> _Stated task_:
Write every record out again exactly, and keep images out of it.

> _Source records_:

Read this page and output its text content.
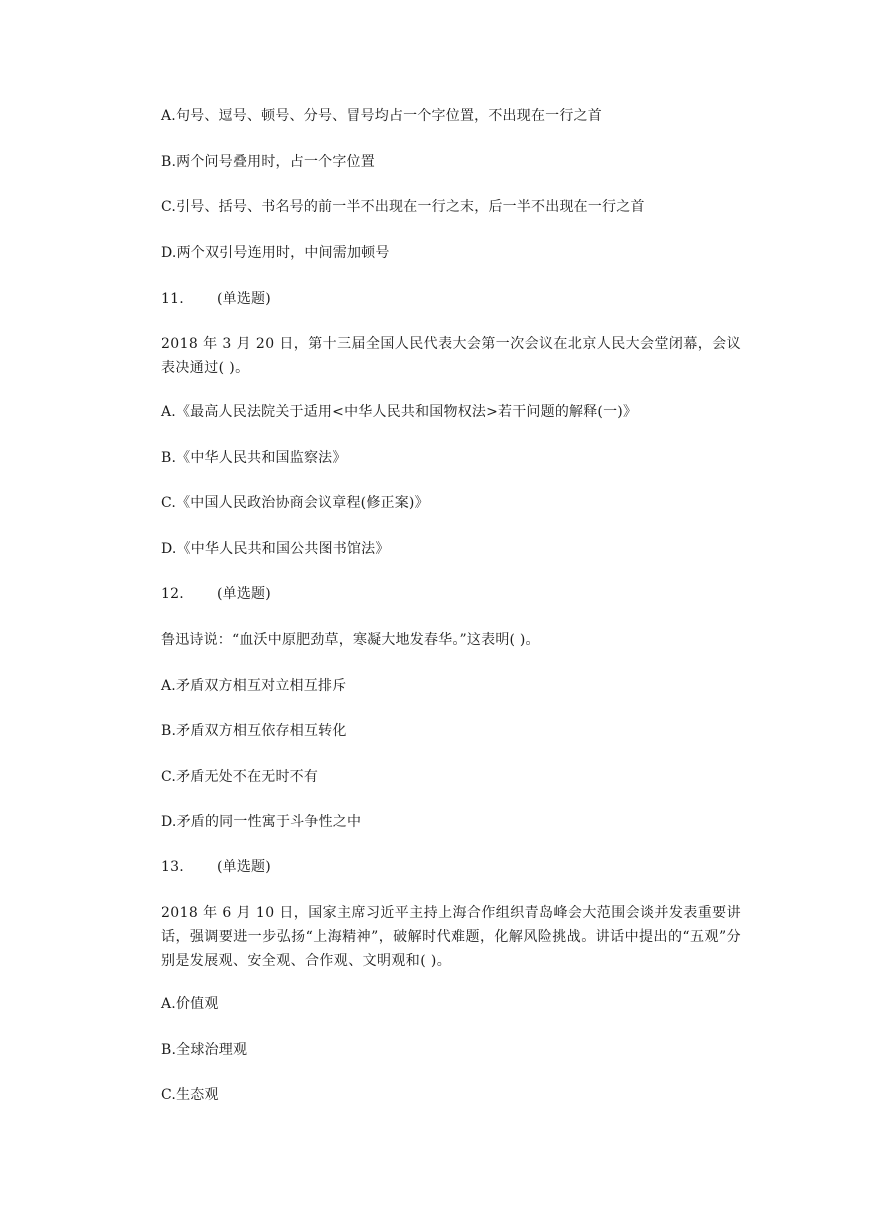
A.句号、逗号、顿号、分号、冒号均占一个字位置，不出现在一行之首
B.两个问号叠用时，占一个字位置
C.引号、括号、书名号的前一半不出现在一行之末，后一半不出现在一行之首
D.两个双引号连用时，中间需加顿号
11. (单选题)
2018 年 3 月 20 日，第十三届全国人民代表大会第一次会议在北京人民大会堂闭幕，会议表决通过( )。
A.《最高人民法院关于适用<中华人民共和国物权法>若干问题的解释(一)》
B.《中华人民共和国监察法》
C.《中国人民政治协商会议章程(修正案)》
D.《中华人民共和国公共图书馆法》
12. (单选题)
鲁迅诗说：“血沃中原肥劲草，寒凝大地发春华。”这表明( )。
A.矛盾双方相互对立相互排斥
B.矛盾双方相互依存相互转化
C.矛盾无处不在无时不有
D.矛盾的同一性寓于斗争性之中
13. (单选题)
2018 年 6 月 10 日，国家主席习近平主持上海合作组织青岛峰会大范围会谈并发表重要讲话，强调要进一步弘扬“上海精神”，破解时代难题，化解风险挑战。讲话中提出的“五观”分别是发展观、安全观、合作观、文明观和( )。
A.价值观
B.全球治理观
C.生态观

> _Solved problem_:
Read this page and output its text content.
A.句号、逗号、顿号、分号、冒号均占一个字位置，不出现在一行之首
B.两个问号叠用时，占一个字位置
C.引号、括号、书名号的前一半不出现在一行之末，后一半不出现在一行之首
D.两个双引号连用时，中间需加顿号
11. (单选题)
2018 年 3 月 20 日，第十三届全国人民代表大会第一次会议在北京人民大会堂闭幕，会议表决通过( )。
A.《最高人民法院关于适用<中华人民共和国物权法>若干问题的解释(一)》
B.《中华人民共和国监察法》
C.《中国人民政治协商会议章程(修正案)》
D.《中华人民共和国公共图书馆法》
12. (单选题)
鲁迅诗说：“血沃中原肥劲草，寒凝大地发春华。”这表明( )。
A.矛盾双方相互对立相互排斥
B.矛盾双方相互依存相互转化
C.矛盾无处不在无时不有
D.矛盾的同一性寓于斗争性之中
13. (单选题)
2018 年 6 月 10 日，国家主席习近平主持上海合作组织青岛峰会大范围会谈并发表重要讲话，强调要进一步弘扬“上海精神”，破解时代难题，化解风险挑战。讲话中提出的“五观”分别是发展观、安全观、合作观、文明观和( )。
A.价值观
B.全球治理观
C.生态观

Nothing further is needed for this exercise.